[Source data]
--- begin ---

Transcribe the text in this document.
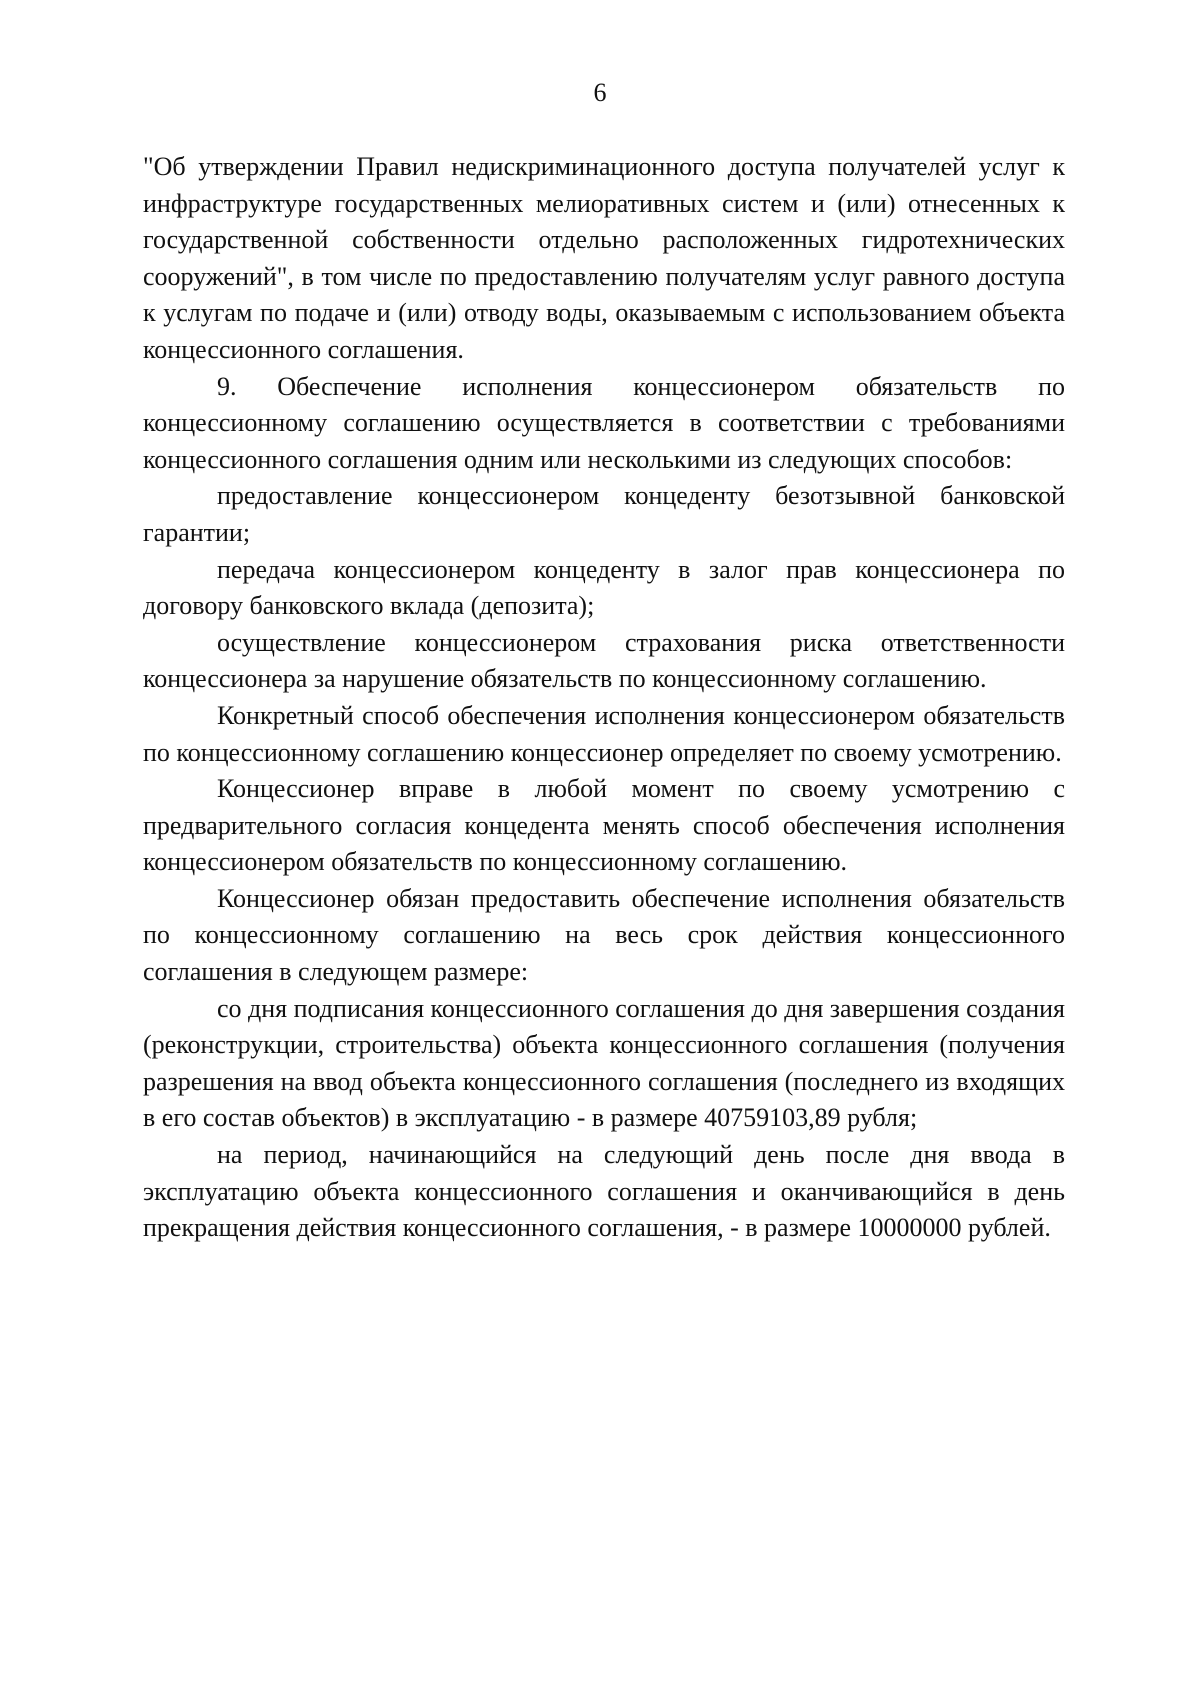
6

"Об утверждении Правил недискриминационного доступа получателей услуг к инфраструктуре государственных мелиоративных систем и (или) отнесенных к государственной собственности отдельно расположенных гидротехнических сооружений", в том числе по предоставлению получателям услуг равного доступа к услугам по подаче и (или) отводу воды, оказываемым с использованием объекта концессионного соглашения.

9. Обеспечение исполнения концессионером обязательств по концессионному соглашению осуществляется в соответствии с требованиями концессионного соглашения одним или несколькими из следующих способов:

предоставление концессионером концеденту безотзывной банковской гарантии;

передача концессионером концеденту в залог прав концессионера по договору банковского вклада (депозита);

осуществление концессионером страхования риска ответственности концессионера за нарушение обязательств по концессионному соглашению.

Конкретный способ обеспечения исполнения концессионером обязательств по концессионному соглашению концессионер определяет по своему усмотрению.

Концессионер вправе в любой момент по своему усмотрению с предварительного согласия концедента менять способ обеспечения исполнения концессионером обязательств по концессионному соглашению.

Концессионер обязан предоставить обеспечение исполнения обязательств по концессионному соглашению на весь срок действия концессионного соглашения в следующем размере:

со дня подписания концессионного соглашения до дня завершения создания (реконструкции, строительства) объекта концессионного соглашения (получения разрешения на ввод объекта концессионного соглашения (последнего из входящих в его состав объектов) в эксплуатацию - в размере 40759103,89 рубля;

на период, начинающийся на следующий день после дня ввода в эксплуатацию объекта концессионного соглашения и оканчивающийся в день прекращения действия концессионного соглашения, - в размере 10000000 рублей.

--- end ---

* [To be done]
Filter the listing for the word "эксплуатацию" and copy every line that holds it.

* [Correct result]
со дня подписания концессионного соглашения до дня завершения создания (реконструкции, строительства) объекта концессионного соглашения (получения разрешения на ввод объекта концессионного соглашения (последнего из входящих в его состав объектов) в эксплуатацию - в размере 40759103,89 рубля;
на период, начинающийся на следующий день после дня ввода в эксплуатацию объекта концессионного соглашения и оканчивающийся в день прекращения действия концессионного соглашения, - в размере 10000000 рублей.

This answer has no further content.